* **作業指示 1**:
ダイダンの企業紹介文のうち、「東京証券取引所プライム市場上場。」から「固有の競争優位となっている。」までを一字一句そのまま書き写せ。
* **作業指示 2**:
ダイダンの企業紹介文が2026年3月期の利益拡大の主因として挙げている点を、1～3文で説明せよ。

事業内容
ダイダン株式会社は1933年創業の総合設備工事会社で、空調衛生工事および電気工事の設計・監理・施工を主力事業とする。国内では産業施設・データセンター・医療関連施設・リニューアル工事を幅広く手掛け、シンガポール・タイ・ベトナム・台湾を拠点に海外展開も進める。
主要顧客は大手ゼネコン・製薬・半導体・データセンター事業者等の民間企業が中心で、官公庁向けも一定比率を維持する。連結子会社6社(国内外)を通じた施工体制を構築し、再生医療関連事業も育成中。
東京証券取引所プライム市場上場。
ビジネスモデル
受注した設備工事を設計・施工し、完成工事高として収益を計上する請負型ビジネスモデル。受注時の採算管理と価格転嫁により完成工事総利益率を向上させる構造で、2026年3月期の完成工事総利益率は21.9%に達した。繰越工事高を積み上げることで次期業績の可視性を高め、安定的な収益基盤を形成する。
企業の強み
2026年3月期末の次期繰越工事高(単体)は326,955百万円と前期比38.3%増に達し、Rapidus IIM-1建設計画・関西国際空港リノベーション等の大型案件を含む。繰越工事高の積み上がりは次期以降の売上・利益の先行指標として機能し、業績予測の確度を高める自社固有の競争優位となっている。
2026年3月期の完成工事総利益は56,083百万円(前期比+35.6%)で、完成工事高が前期比△2.5%と減少する中でも利益が大幅増加した。受注時採算の改善と適切な価格転嫁の徹底により、工事損失引当金も大幅減少。売上規模に依存しない利益創出力が確立されつつある。
電気工事の当期受注工事高は77,198百万円(前期比+121.2%)、繰越工事高は65,415百万円(前期比+137.3%)と急拡大。海外工事の繰越工事高は39,002百万円(前期比+184.3%)、リニューアル工事の繰越工事高は74,819百万円(前期比+51.7%)と、空調衛生工事に依存しない多軸の受注基盤が形成されている。
エンヴァリスの着眼点
業績トレンド
売上高は2022年3月期162,929百万円から2025年3月期262,732百万円まで4期連続増収を達成したが、2026年3月期は256,228百万円(▲2.5%)と微減収に転じた。一方、営業利益は34,479百万円(+49.7%)、親会社株主帰属当期純利益は26,772百万円(+53.5%)と過去最高を更新。
営業利益率は8.8%から13.5%へ大幅改善し、ROEは17.4%から22.5%へ上昇した。外部要因として、データセンター・半導体工場向け設備投資需要の旺盛な継続が受注環境を支えている。
完成工事総利益率の改善(15.7%→21.9%)と工事損失引当金の大幅圧縮(1,218百万円→196百万円)が利益拡大の主因であり、採算管理の高度化による構造的な収益力向上が確認できる。

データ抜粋
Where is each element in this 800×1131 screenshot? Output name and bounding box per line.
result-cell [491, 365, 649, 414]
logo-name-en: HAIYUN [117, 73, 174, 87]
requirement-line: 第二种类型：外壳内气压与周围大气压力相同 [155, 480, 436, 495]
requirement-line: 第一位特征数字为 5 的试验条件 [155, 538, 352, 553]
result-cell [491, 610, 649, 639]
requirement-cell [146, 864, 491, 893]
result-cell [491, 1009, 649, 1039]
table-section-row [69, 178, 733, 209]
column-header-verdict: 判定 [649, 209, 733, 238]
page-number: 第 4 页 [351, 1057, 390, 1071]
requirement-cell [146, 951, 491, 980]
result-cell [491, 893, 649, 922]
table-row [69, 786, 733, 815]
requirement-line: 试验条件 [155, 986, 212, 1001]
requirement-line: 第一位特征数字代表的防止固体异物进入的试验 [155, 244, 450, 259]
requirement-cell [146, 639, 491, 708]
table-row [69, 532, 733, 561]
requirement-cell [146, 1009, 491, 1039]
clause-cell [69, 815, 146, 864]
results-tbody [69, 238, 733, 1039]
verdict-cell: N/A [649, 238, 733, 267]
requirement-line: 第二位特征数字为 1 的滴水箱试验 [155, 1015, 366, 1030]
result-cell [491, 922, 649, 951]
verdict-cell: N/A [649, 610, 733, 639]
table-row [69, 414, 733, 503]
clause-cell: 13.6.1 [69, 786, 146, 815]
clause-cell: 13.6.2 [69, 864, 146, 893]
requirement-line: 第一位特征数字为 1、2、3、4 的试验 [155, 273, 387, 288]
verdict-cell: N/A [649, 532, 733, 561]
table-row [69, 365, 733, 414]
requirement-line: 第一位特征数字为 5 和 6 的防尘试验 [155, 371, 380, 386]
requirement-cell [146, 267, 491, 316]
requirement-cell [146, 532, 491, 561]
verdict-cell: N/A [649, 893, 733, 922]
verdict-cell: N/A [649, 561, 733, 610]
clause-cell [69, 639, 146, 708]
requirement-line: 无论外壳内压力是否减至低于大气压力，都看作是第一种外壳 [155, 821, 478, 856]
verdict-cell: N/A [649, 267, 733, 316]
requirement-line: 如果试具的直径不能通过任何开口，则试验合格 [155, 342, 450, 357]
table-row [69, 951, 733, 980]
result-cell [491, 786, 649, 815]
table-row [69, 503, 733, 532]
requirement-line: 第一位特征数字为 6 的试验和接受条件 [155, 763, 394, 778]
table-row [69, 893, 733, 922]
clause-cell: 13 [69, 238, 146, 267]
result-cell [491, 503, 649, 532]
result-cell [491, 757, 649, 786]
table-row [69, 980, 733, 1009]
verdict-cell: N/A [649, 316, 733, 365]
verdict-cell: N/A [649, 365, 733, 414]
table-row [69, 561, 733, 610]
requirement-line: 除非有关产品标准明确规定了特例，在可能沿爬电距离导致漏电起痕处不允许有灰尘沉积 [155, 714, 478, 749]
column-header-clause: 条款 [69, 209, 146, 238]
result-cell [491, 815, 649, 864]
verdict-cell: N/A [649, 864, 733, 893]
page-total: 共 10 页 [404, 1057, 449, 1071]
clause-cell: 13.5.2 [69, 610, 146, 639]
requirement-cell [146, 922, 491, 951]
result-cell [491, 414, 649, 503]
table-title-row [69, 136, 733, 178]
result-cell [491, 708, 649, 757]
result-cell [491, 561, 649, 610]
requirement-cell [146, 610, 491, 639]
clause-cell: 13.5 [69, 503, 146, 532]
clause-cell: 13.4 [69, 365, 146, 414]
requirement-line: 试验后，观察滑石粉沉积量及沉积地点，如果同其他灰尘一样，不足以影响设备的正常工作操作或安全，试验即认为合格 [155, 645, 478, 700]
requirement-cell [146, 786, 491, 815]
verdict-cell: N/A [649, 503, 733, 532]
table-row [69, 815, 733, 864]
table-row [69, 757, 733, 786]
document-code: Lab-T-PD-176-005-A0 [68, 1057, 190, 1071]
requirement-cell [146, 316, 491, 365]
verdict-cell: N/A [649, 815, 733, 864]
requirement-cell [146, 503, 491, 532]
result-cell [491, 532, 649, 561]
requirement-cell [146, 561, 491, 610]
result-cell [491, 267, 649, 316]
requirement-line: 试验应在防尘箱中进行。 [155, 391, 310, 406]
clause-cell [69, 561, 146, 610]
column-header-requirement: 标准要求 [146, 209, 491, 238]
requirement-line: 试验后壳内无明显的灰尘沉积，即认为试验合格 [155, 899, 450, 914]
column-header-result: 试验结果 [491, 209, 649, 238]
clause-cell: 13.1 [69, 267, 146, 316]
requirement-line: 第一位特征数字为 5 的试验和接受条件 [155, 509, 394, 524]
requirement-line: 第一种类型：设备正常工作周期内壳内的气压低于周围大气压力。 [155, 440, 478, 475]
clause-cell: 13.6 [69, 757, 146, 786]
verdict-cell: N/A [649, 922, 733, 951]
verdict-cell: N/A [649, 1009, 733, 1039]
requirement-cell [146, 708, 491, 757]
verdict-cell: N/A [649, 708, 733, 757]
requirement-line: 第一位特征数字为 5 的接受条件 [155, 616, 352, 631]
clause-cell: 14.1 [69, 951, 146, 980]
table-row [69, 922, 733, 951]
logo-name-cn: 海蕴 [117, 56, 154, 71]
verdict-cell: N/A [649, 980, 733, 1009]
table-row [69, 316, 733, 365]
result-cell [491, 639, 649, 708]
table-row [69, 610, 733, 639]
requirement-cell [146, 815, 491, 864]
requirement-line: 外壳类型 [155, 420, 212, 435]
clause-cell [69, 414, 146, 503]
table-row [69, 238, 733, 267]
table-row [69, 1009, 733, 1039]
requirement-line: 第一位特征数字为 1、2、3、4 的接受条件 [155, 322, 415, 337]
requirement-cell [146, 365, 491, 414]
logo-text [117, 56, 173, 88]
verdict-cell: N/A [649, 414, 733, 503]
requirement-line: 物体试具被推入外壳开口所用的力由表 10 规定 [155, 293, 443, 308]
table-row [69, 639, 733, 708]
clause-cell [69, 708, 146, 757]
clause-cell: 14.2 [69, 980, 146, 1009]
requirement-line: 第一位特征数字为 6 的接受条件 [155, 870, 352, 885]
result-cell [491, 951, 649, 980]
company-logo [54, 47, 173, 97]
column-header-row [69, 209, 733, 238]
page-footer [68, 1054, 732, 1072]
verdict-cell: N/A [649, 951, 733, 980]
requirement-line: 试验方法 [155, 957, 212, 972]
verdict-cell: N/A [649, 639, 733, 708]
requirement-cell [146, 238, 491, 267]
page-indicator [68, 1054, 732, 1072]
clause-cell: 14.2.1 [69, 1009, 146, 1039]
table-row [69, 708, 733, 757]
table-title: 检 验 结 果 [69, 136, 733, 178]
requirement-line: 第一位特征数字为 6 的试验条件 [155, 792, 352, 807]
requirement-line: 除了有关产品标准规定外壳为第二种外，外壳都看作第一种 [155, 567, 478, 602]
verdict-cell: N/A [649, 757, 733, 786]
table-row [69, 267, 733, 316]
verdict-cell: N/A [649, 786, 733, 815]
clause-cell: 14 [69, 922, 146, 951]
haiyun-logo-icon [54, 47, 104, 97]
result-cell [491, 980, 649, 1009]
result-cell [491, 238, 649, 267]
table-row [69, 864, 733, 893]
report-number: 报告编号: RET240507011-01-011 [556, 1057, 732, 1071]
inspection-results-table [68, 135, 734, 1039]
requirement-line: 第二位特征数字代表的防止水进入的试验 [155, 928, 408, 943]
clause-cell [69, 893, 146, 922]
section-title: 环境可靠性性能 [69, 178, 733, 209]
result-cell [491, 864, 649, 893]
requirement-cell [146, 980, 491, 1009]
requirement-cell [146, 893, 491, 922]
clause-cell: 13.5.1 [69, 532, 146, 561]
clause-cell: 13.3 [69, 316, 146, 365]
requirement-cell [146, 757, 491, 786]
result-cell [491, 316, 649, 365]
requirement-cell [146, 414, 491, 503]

* **解答例 1**:
東京証券取引所プライム市場上場。
ビジネスモデル
受注した設備工事を設計・施工し、完成工事高として収益を計上する請負型ビジネスモデル。受注時の採算管理と価格転嫁により完成工事総利益率を向上させる構造で、2026年3月期の完成工事総利益率は21.9%に達した。繰越工事高を積み上げることで次期業績の可視性を高め、安定的な収益基盤を形成する。
企業の強み
2026年3月期末の次期繰越工事高(単体)は326,955百万円と前期比38.3%増に達し、Rapidus IIM-1建設計画・関西国際空港リノベーション等の大型案件を含む。繰越工事高の積み上がりは次期以降の売上・利益の先行指標として機能し、業績予測の確度を高める自社固有の競争優位となっている。

* **解答例 2**:
主因の一つは、完成工事総利益率が15.7%から21.9%へ改善したことである。もう一つは、工事損失引当金が1,218百万円から196百万円へ大幅に圧縮されたことである。